== INFORMATION SHOWN ==
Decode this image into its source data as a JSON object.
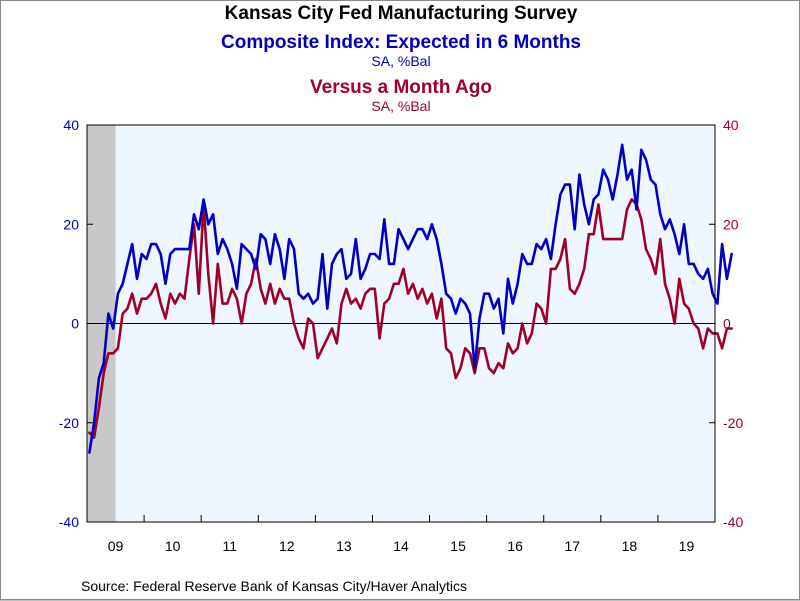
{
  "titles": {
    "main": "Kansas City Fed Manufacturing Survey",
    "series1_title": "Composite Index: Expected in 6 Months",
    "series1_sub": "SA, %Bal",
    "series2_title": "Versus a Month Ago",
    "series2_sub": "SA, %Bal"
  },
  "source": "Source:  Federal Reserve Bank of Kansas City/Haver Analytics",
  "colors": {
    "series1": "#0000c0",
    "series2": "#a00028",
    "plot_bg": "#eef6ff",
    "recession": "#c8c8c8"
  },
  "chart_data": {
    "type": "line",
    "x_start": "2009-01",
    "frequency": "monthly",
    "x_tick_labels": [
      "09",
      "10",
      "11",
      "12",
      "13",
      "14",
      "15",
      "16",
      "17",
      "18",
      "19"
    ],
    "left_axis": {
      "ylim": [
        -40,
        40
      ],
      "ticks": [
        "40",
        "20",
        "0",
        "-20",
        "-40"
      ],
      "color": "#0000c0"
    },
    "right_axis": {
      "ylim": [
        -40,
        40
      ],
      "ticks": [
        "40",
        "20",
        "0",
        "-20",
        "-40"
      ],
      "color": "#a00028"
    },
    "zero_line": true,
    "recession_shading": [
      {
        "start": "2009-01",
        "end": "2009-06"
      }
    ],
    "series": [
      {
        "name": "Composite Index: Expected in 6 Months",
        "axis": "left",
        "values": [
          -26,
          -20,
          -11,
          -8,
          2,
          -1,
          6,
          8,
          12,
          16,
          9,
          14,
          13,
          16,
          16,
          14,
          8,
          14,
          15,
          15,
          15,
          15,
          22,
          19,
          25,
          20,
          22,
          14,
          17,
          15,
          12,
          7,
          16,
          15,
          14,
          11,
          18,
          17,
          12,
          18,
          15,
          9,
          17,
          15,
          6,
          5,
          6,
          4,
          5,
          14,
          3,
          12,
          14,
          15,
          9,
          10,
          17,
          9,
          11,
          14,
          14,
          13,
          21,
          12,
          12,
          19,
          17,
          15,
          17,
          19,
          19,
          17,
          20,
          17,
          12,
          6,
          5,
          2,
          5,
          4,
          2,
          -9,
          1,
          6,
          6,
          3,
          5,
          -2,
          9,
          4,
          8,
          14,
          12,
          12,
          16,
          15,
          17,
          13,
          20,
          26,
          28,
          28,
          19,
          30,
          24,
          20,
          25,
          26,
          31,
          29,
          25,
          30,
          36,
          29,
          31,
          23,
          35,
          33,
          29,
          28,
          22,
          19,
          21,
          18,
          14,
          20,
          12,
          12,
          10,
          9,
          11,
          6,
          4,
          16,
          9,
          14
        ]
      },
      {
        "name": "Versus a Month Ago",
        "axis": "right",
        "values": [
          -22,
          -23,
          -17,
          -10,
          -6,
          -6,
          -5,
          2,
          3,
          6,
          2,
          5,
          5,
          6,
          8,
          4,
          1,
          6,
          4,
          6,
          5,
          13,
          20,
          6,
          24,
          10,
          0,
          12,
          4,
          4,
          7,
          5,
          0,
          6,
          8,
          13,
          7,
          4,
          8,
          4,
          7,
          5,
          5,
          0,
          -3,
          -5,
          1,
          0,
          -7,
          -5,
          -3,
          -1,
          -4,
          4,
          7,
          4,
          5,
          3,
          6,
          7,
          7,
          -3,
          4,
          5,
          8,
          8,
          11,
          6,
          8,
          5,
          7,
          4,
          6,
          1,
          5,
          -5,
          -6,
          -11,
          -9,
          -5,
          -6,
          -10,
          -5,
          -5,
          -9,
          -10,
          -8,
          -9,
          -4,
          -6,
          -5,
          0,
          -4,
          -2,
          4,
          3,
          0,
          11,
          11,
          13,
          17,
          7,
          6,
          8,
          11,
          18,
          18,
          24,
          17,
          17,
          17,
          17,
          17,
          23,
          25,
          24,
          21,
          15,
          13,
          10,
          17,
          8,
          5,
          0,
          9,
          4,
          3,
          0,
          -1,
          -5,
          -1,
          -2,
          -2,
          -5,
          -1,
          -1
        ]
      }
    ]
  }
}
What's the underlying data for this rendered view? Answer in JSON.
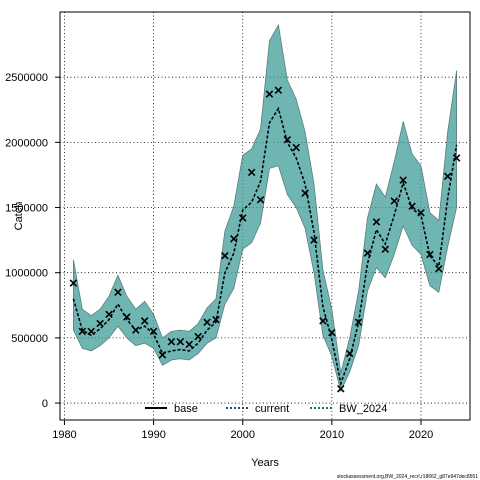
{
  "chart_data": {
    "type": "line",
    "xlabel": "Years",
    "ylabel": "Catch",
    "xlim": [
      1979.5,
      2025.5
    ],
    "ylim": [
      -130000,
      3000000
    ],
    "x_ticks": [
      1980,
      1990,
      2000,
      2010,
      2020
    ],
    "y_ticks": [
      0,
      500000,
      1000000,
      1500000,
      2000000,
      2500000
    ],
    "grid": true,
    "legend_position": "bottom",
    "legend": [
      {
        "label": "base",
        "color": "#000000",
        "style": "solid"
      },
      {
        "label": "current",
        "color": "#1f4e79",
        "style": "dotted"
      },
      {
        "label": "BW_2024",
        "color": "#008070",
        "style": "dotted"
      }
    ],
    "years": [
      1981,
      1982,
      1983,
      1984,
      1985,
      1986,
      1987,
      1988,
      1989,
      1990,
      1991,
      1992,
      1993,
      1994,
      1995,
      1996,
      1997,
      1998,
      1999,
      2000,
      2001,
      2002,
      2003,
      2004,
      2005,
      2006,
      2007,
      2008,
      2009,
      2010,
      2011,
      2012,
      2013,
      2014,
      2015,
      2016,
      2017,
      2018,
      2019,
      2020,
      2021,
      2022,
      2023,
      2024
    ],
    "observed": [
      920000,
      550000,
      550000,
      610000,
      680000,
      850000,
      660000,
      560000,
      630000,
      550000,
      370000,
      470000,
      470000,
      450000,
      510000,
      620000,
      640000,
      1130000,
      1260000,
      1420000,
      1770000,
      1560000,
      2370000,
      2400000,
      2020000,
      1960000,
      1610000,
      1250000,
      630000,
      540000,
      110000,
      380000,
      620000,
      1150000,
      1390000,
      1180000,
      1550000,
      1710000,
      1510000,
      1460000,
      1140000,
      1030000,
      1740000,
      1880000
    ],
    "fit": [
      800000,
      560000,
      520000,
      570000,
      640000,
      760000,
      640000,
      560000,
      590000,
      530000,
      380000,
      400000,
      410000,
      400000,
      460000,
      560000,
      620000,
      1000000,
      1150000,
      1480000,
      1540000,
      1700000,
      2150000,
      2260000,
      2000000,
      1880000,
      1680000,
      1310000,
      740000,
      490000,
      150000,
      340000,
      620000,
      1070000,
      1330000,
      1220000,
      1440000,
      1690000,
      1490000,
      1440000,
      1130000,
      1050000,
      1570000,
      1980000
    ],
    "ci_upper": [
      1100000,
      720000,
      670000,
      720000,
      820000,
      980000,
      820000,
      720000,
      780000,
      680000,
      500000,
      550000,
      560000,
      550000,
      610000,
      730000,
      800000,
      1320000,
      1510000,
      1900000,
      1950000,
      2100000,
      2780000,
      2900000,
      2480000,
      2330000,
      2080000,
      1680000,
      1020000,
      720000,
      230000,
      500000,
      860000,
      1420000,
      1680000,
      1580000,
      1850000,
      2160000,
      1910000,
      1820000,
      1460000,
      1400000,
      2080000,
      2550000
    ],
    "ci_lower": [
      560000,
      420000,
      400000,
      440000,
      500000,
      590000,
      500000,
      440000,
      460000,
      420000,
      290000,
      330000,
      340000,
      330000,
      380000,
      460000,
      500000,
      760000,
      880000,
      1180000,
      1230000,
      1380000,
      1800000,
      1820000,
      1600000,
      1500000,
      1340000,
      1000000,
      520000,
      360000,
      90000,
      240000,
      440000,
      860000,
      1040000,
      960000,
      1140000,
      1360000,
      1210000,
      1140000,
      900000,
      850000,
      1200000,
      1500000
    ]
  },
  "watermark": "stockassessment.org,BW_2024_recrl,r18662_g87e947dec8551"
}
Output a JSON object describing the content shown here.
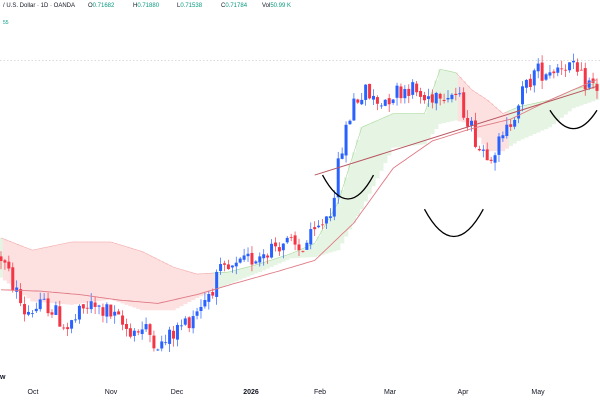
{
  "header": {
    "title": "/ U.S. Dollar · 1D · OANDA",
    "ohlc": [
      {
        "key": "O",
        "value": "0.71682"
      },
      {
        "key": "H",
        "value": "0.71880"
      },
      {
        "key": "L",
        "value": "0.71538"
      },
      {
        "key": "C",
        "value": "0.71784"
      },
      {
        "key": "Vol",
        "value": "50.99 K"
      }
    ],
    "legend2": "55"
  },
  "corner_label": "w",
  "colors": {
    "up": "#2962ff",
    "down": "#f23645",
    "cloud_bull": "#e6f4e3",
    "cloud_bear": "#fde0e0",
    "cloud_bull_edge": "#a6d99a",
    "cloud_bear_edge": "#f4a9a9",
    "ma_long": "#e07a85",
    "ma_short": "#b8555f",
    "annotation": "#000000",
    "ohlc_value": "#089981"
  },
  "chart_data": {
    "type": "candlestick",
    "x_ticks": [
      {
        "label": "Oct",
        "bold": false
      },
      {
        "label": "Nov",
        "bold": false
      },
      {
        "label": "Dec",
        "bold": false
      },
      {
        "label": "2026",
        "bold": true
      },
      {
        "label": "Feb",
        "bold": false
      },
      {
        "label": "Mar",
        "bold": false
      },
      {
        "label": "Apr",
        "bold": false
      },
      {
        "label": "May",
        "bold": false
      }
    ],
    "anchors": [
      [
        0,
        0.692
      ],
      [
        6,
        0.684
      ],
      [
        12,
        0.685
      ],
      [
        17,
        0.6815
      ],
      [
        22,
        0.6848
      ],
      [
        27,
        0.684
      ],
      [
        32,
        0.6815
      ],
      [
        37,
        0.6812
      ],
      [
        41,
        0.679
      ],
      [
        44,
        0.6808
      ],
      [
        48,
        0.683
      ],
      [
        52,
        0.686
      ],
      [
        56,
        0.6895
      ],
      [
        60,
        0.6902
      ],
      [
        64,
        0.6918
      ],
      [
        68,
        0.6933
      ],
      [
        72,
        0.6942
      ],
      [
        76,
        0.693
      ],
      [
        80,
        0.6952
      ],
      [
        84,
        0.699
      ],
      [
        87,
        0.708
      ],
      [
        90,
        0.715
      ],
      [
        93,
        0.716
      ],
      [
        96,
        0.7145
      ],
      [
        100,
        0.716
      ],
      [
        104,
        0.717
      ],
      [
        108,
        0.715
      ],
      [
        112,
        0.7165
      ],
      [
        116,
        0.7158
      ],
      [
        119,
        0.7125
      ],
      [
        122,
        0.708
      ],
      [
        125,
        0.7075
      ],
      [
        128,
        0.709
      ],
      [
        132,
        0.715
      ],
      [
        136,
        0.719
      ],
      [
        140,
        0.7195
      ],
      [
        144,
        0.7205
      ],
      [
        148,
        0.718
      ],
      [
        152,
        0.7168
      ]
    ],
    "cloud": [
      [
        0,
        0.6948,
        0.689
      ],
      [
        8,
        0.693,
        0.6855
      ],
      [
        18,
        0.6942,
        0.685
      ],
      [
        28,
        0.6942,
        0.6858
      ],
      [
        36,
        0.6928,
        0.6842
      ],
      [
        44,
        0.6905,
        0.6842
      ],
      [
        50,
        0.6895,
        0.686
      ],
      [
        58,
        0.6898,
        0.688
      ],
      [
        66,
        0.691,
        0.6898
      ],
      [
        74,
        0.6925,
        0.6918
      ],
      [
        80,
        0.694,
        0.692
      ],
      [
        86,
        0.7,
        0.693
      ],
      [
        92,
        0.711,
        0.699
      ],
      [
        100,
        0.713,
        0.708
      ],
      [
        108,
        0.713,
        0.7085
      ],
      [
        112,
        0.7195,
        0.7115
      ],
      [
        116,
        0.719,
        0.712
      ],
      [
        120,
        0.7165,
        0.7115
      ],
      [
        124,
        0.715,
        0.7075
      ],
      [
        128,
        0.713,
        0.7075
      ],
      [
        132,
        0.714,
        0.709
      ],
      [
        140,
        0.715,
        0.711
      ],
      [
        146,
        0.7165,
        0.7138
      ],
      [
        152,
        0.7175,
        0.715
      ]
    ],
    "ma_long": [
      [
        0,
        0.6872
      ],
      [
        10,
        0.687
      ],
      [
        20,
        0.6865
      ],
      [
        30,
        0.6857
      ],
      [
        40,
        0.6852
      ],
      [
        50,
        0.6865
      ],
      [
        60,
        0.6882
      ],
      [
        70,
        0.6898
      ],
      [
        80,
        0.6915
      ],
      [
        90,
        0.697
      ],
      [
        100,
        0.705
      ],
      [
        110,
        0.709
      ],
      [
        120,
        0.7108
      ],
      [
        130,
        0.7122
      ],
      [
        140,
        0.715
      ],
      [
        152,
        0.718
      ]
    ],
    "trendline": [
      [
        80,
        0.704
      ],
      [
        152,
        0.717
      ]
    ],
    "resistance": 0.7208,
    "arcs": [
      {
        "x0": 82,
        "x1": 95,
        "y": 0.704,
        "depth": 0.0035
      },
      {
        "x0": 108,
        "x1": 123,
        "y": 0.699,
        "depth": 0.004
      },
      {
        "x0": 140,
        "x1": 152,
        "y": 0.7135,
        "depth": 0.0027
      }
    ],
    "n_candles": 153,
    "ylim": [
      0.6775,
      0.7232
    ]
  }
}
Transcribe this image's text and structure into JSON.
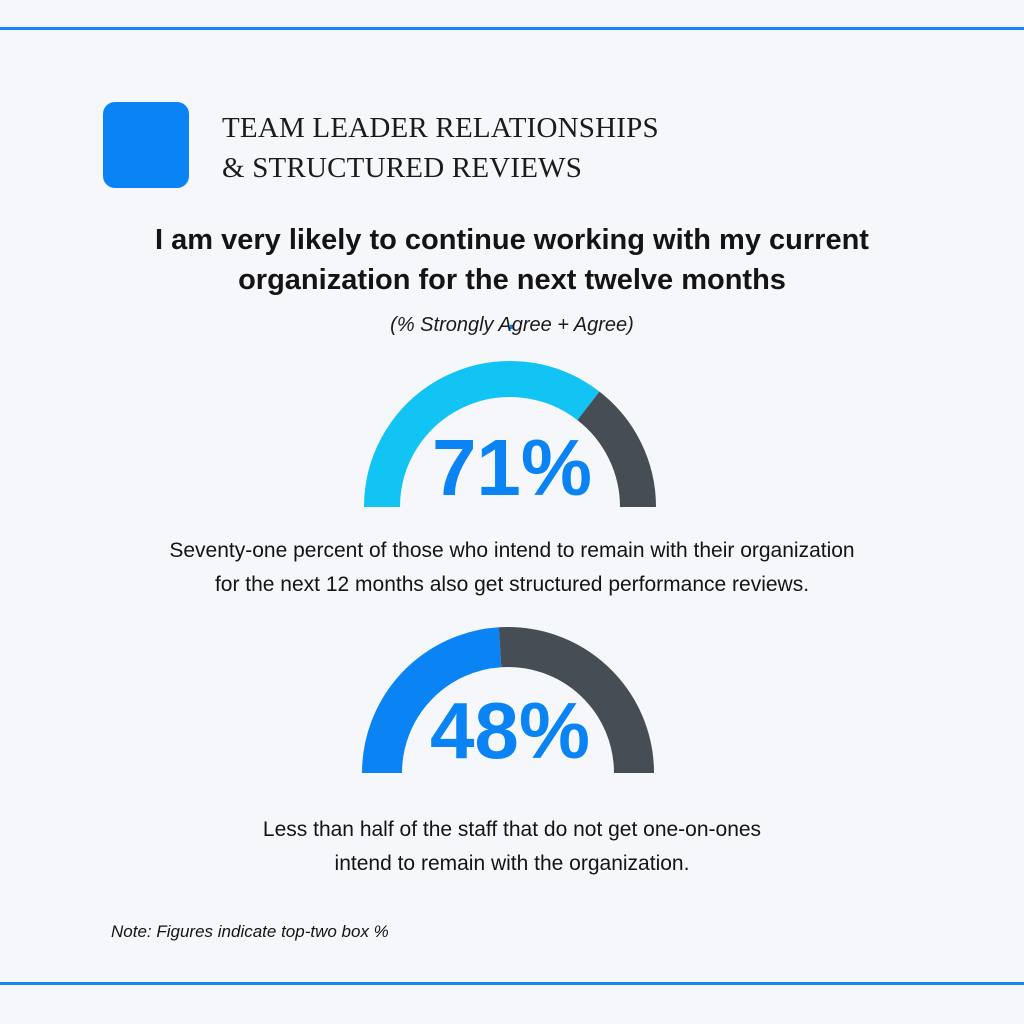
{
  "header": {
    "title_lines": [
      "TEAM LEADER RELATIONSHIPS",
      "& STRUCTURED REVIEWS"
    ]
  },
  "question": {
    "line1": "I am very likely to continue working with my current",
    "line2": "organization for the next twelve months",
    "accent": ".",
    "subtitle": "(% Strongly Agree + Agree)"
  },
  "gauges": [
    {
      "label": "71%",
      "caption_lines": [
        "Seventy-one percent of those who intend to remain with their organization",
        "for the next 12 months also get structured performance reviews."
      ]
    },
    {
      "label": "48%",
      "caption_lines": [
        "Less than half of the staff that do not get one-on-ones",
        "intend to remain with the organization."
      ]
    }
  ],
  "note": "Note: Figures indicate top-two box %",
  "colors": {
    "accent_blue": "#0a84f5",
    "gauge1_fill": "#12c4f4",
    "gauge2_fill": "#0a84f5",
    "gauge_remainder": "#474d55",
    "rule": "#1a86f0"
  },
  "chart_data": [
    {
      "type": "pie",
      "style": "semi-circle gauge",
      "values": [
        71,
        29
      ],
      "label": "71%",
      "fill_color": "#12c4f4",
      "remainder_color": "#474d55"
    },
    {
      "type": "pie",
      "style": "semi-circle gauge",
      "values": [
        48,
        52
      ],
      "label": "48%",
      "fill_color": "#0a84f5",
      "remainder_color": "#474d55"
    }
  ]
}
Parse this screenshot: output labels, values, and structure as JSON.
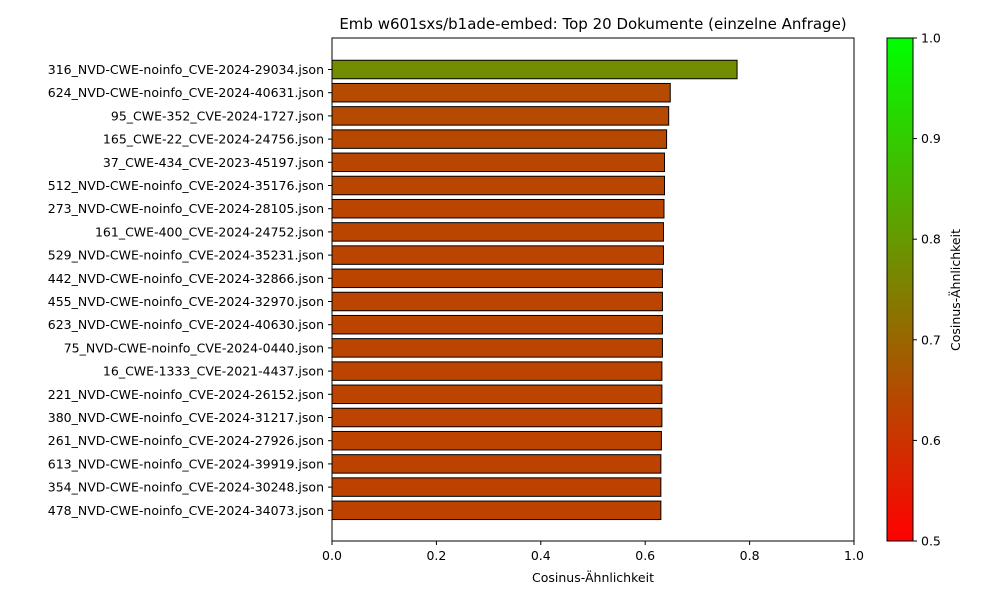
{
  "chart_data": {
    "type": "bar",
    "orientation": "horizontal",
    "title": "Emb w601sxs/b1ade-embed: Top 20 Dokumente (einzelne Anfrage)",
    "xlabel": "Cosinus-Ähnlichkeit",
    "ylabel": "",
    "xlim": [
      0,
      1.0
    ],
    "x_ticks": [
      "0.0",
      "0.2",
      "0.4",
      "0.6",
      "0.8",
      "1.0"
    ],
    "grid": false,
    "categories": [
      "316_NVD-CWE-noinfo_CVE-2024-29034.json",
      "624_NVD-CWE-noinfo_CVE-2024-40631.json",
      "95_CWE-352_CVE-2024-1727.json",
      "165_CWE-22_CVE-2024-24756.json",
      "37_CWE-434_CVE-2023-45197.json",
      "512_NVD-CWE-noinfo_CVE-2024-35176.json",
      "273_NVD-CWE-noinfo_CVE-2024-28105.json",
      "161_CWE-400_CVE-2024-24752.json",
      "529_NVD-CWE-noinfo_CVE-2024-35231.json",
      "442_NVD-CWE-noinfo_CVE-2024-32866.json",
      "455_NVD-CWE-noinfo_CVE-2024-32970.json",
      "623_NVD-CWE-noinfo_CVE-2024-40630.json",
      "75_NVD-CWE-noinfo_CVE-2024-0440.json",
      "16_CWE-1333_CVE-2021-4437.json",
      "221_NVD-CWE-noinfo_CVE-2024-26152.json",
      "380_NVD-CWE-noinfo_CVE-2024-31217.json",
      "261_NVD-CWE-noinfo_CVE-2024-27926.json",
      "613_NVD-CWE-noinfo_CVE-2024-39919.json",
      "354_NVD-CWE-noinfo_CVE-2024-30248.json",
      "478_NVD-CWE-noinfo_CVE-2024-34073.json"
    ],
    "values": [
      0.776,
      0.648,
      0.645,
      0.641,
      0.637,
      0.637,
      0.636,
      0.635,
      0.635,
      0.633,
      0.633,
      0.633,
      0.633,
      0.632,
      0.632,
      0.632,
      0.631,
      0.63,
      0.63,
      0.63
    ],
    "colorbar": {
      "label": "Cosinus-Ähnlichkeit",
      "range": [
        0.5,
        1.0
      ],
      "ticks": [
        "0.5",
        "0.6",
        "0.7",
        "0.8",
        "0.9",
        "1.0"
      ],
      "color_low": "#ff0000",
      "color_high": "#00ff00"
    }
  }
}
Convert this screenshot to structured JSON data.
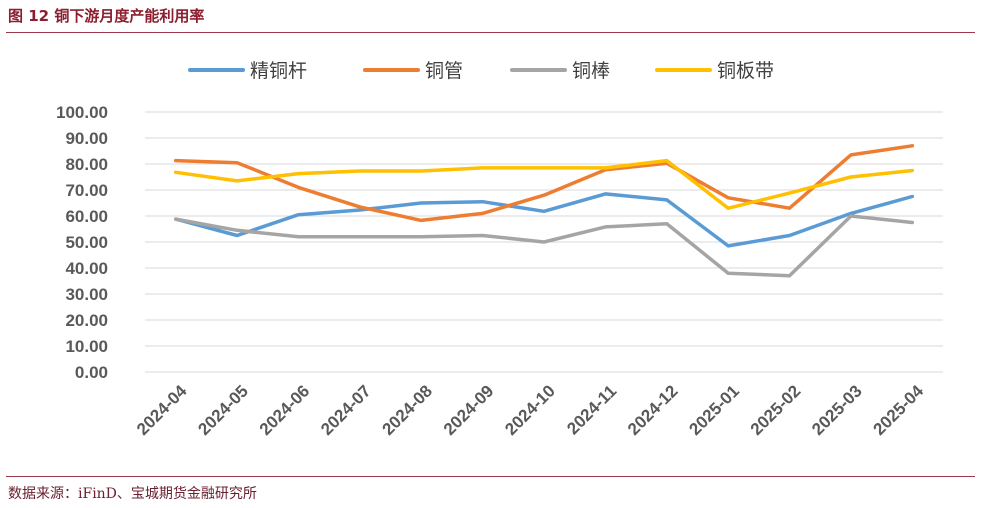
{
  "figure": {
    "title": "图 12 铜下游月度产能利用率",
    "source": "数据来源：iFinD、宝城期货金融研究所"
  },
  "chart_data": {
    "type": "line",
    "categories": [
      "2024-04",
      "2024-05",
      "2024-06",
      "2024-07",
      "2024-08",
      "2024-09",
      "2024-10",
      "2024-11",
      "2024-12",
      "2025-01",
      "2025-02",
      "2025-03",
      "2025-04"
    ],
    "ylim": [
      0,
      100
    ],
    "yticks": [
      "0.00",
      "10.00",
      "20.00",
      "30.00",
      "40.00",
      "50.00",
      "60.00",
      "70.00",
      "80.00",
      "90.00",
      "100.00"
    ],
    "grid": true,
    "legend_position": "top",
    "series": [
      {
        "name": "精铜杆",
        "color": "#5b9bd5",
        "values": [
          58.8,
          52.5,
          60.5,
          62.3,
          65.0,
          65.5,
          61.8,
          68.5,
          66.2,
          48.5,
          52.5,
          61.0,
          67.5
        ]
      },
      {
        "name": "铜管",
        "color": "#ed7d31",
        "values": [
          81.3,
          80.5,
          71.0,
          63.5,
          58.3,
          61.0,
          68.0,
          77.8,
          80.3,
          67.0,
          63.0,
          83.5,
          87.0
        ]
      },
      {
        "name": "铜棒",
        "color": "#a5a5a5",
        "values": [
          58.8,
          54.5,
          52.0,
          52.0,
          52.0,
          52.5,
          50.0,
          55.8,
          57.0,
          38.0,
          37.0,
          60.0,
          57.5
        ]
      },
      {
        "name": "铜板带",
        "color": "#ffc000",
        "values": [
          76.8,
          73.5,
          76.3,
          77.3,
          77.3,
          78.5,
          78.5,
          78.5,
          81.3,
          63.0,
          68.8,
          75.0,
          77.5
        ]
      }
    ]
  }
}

== AIM ==
Look above for every line with the word "true" and copy it.

== TASK RESPONSE ==
    "zero_line": true,
    "grid": true,
        "bold": true
    "grid": true,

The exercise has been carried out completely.